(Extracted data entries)
--- BEGIN ---

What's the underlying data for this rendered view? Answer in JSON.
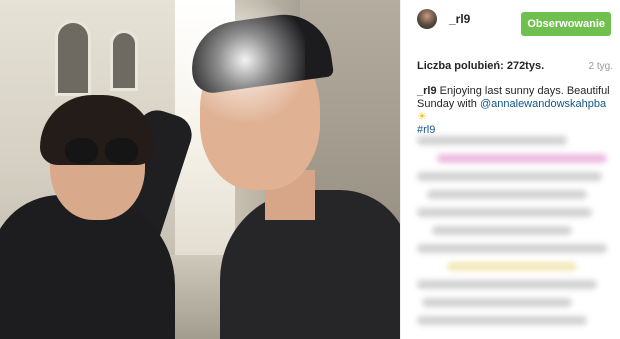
{
  "post": {
    "header": {
      "username": "_rl9",
      "follow_label": "Obserwowanie"
    },
    "likes": "Liczba polubień: 272tys.",
    "time_ago": "2 tyg.",
    "caption": {
      "author": "_rl9",
      "text_before": " Enjoying last sunny days. Beautiful Sunday with ",
      "mention": "@annalewandowskahpba",
      "emoji": "☀",
      "hashtag": "#rl9"
    },
    "colors": {
      "follow_button": "#70c050",
      "link": "#125688",
      "comment_tint_pink": "#e9a8d6",
      "comment_tint_yellow": "#efe2a8"
    },
    "icons": {
      "avatar": "avatar-icon",
      "sun": "sun-icon"
    }
  }
}
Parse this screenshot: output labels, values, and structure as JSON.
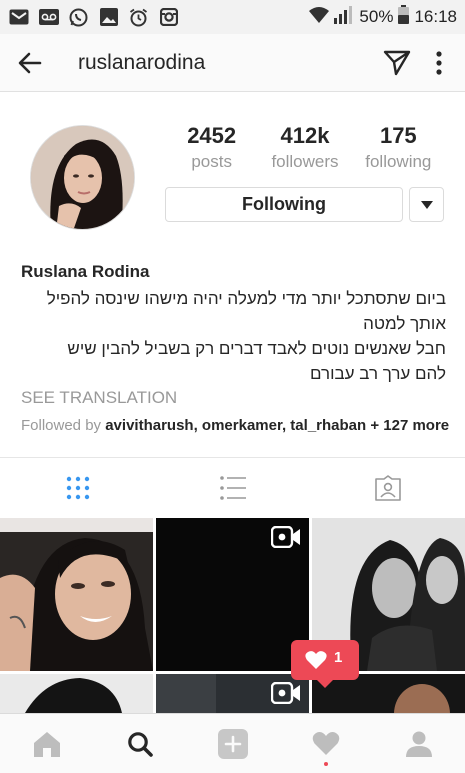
{
  "status_bar": {
    "battery": "50%",
    "time": "16:18",
    "icons": [
      "gmail-icon",
      "voicemail-icon",
      "whatsapp-icon",
      "gallery-icon",
      "alarm-icon",
      "instagram-icon",
      "wifi-icon",
      "signal-icon",
      "battery-icon"
    ]
  },
  "header": {
    "username": "ruslanarodina"
  },
  "profile": {
    "stats": [
      {
        "value": "2452",
        "label": "posts"
      },
      {
        "value": "412k",
        "label": "followers"
      },
      {
        "value": "175",
        "label": "following"
      }
    ],
    "follow_button": "Following"
  },
  "bio": {
    "name": "Ruslana Rodina",
    "lines": [
      "ביום שתסתכל יותר מדי למעלה יהיה מישהו שינסה להפיל",
      "אותך למטה",
      "חבל שאנשים נוטים לאבד דברים רק בשביל להבין שיש",
      "להם ערך רב עבורם"
    ],
    "see_translation": "SEE TRANSLATION",
    "followed_by_prefix": "Followed by",
    "followed_by_users": "avivitharush, omerkamer, tal_rhaban",
    "followed_by_more": "+ 127 more"
  },
  "notification": {
    "like_count": "1"
  },
  "colors": {
    "accent_red": "#ed4956",
    "tab_active": "#3897f0",
    "muted_text": "#999999"
  }
}
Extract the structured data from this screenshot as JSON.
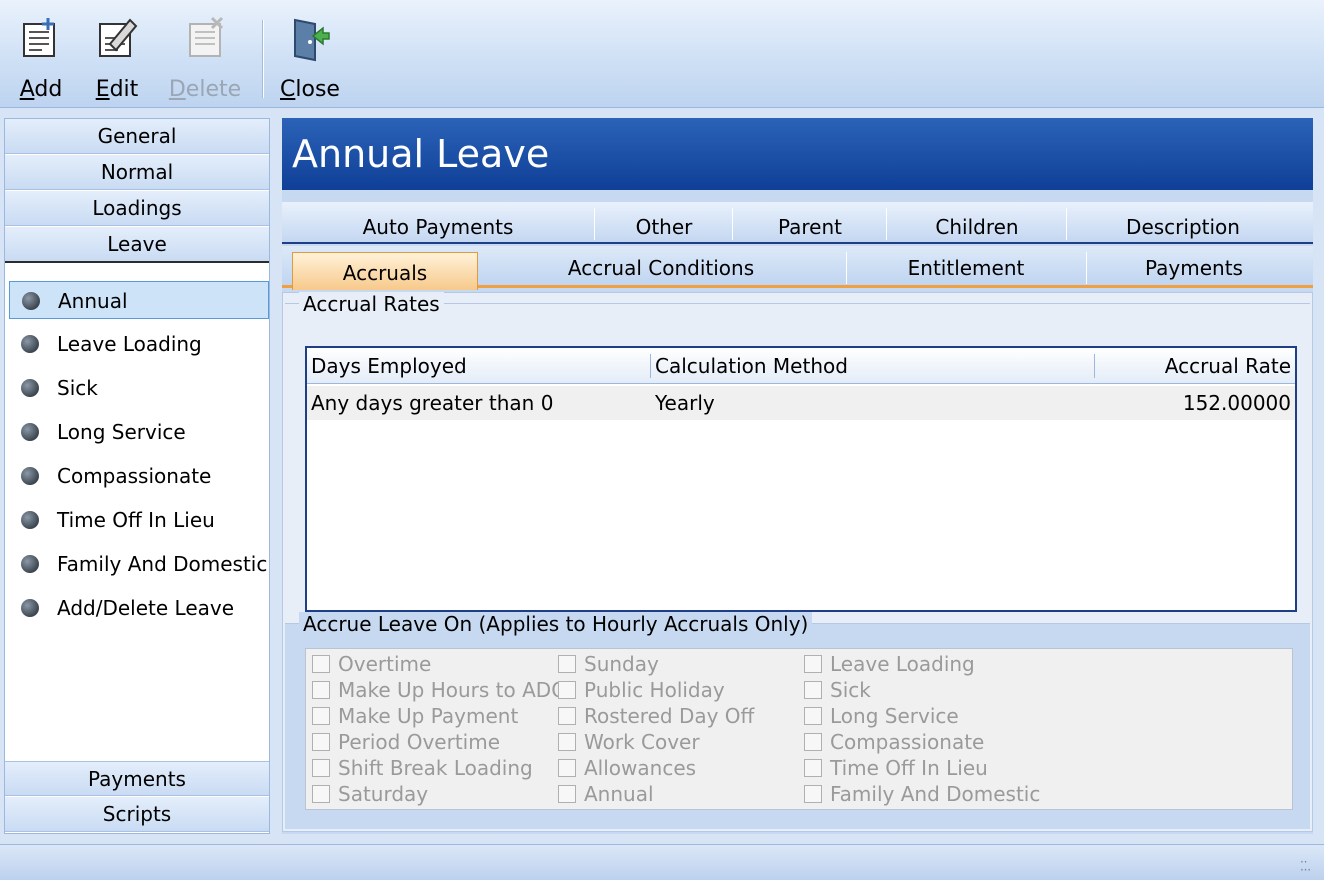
{
  "toolbar": {
    "add": {
      "key": "A",
      "rest": "dd",
      "icon": "document-add-icon"
    },
    "edit": {
      "key": "E",
      "rest": "dit",
      "icon": "document-edit-icon"
    },
    "delete": {
      "key": "D",
      "rest": "elete",
      "icon": "document-delete-icon",
      "disabled": true
    },
    "close": {
      "key": "C",
      "rest": "lose",
      "icon": "exit-door-icon"
    }
  },
  "nav": {
    "top_sections": [
      "General",
      "Normal",
      "Loadings",
      "Leave"
    ],
    "active_section": "Leave",
    "items": [
      "Annual",
      "Leave Loading",
      "Sick",
      "Long Service",
      "Compassionate",
      "Time Off In Lieu",
      "Family And Domestic",
      "Add/Delete Leave"
    ],
    "selected_item": "Annual",
    "bottom_sections": [
      "Payments",
      "Scripts"
    ]
  },
  "main": {
    "title": "Annual Leave",
    "tabs_row1": [
      "Auto Payments",
      "Other",
      "Parent",
      "Children",
      "Description"
    ],
    "tabs_row2": [
      "Accruals",
      "Accrual Conditions",
      "Entitlement",
      "Payments"
    ],
    "active_tab": "Accruals",
    "accrual_rates": {
      "group_title": "Accrual Rates",
      "columns": [
        "Days Employed",
        "Calculation Method",
        "Accrual Rate"
      ],
      "rows": [
        {
          "days_employed": "Any days greater than 0",
          "calculation_method": "Yearly",
          "accrual_rate": "152.00000"
        }
      ]
    },
    "accrue_on": {
      "group_title": "Accrue Leave On (Applies to Hourly Accruals Only)",
      "col1": [
        "Overtime",
        "Make Up Hours to ADO",
        "Make Up Payment",
        "Period Overtime",
        "Shift Break Loading",
        "Saturday"
      ],
      "col2": [
        "Sunday",
        "Public Holiday",
        "Rostered Day Off",
        "Work Cover",
        "Allowances",
        "Annual"
      ],
      "col3": [
        "Leave Loading",
        "Sick",
        "Long Service",
        "Compassionate",
        "Time Off In Lieu",
        "Family And Domestic"
      ]
    }
  }
}
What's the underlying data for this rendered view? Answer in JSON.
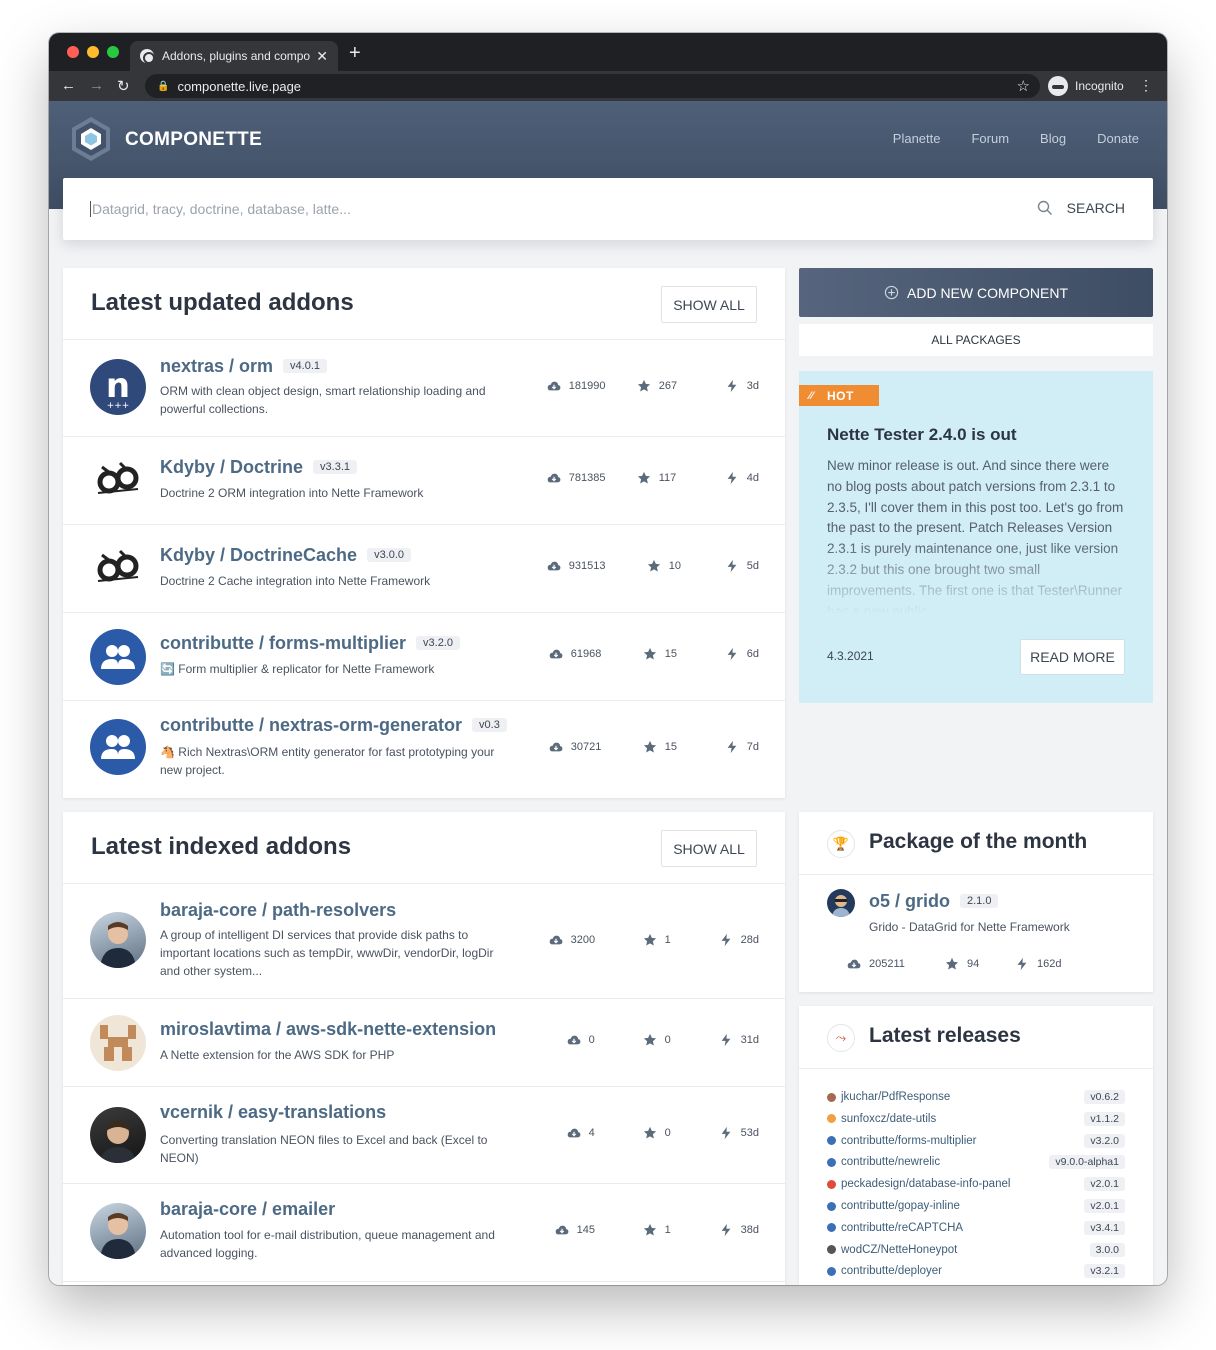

--- END ---

_WRITTEN INSTRUCTION:_
Take the data above and repeat it exactly, leaving each picture out.

_RESPONSE TO THE TASK:_
What's the underlying data for this rendered view? Answer in JSON.
{
  "post": {
    "header": {
      "username": "_rl9",
      "follow_label": "Obserwowanie"
    },
    "likes": "Liczba polubień: 272tys.",
    "time_ago": "2 tyg.",
    "caption": {
      "author": "_rl9",
      "text_before": " Enjoying last sunny days. Beautiful Sunday with ",
      "mention": "@annalewandowskahpba",
      "emoji": "☀",
      "hashtag": "#rl9"
    },
    "colors": {
      "follow_button": "#70c050",
      "link": "#125688",
      "comment_tint_pink": "#e9a8d6",
      "comment_tint_yellow": "#efe2a8"
    },
    "icons": {
      "avatar": "avatar-icon",
      "sun": "sun-icon"
    }
  }
}
Parse this screenshot: output labels, values, and structure as JSON.
{
  "status_bar": {
    "battery": "50%",
    "time": "16:18",
    "icons": [
      "gmail-icon",
      "voicemail-icon",
      "whatsapp-icon",
      "gallery-icon",
      "alarm-icon",
      "instagram-icon",
      "wifi-icon",
      "signal-icon",
      "battery-icon"
    ]
  },
  "header": {
    "username": "ruslanarodina"
  },
  "profile": {
    "stats": [
      {
        "value": "2452",
        "label": "posts"
      },
      {
        "value": "412k",
        "label": "followers"
      },
      {
        "value": "175",
        "label": "following"
      }
    ],
    "follow_button": "Following"
  },
  "bio": {
    "name": "Ruslana Rodina",
    "lines": [
      "ביום שתסתכל יותר מדי למעלה יהיה מישהו שינסה להפיל",
      "אותך למטה",
      "חבל שאנשים נוטים לאבד דברים רק בשביל להבין שיש",
      "להם ערך רב עבורם"
    ],
    "see_translation": "SEE TRANSLATION",
    "followed_by_prefix": "Followed by",
    "followed_by_users": "avivitharush, omerkamer, tal_rhaban",
    "followed_by_more": "+ 127 more"
  },
  "notification": {
    "like_count": "1"
  },
  "colors": {
    "accent_red": "#ed4956",
    "tab_active": "#3897f0",
    "muted_text": "#999999"
  }
}
Extract the structured data from this screenshot as JSON.
{
  "toolbar": {
    "add": {
      "key": "A",
      "rest": "dd",
      "icon": "document-add-icon"
    },
    "edit": {
      "key": "E",
      "rest": "dit",
      "icon": "document-edit-icon"
    },
    "delete": {
      "key": "D",
      "rest": "elete",
      "icon": "document-delete-icon",
      "disabled": true
    },
    "close": {
      "key": "C",
      "rest": "lose",
      "icon": "exit-door-icon"
    }
  },
  "nav": {
    "top_sections": [
      "General",
      "Normal",
      "Loadings",
      "Leave"
    ],
    "active_section": "Leave",
    "items": [
      "Annual",
      "Leave Loading",
      "Sick",
      "Long Service",
      "Compassionate",
      "Time Off In Lieu",
      "Family And Domestic",
      "Add/Delete Leave"
    ],
    "selected_item": "Annual",
    "bottom_sections": [
      "Payments",
      "Scripts"
    ]
  },
  "main": {
    "title": "Annual Leave",
    "tabs_row1": [
      "Auto Payments",
      "Other",
      "Parent",
      "Children",
      "Description"
    ],
    "tabs_row2": [
      "Accruals",
      "Accrual Conditions",
      "Entitlement",
      "Payments"
    ],
    "active_tab": "Accruals",
    "accrual_rates": {
      "group_title": "Accrual Rates",
      "columns": [
        "Days Employed",
        "Calculation Method",
        "Accrual Rate"
      ],
      "rows": [
        {
          "days_employed": "Any days greater than 0",
          "calculation_method": "Yearly",
          "accrual_rate": "152.00000"
        }
      ]
    },
    "accrue_on": {
      "group_title": "Accrue Leave On (Applies to Hourly Accruals Only)",
      "col1": [
        "Overtime",
        "Make Up Hours to ADO",
        "Make Up Payment",
        "Period Overtime",
        "Shift Break Loading",
        "Saturday"
      ],
      "col2": [
        "Sunday",
        "Public Holiday",
        "Rostered Day Off",
        "Work Cover",
        "Allowances",
        "Annual"
      ],
      "col3": [
        "Leave Loading",
        "Sick",
        "Long Service",
        "Compassionate",
        "Time Off In Lieu",
        "Family And Domestic"
      ]
    }
  }
}
What's the underlying data for this rendered view? Answer in JSON.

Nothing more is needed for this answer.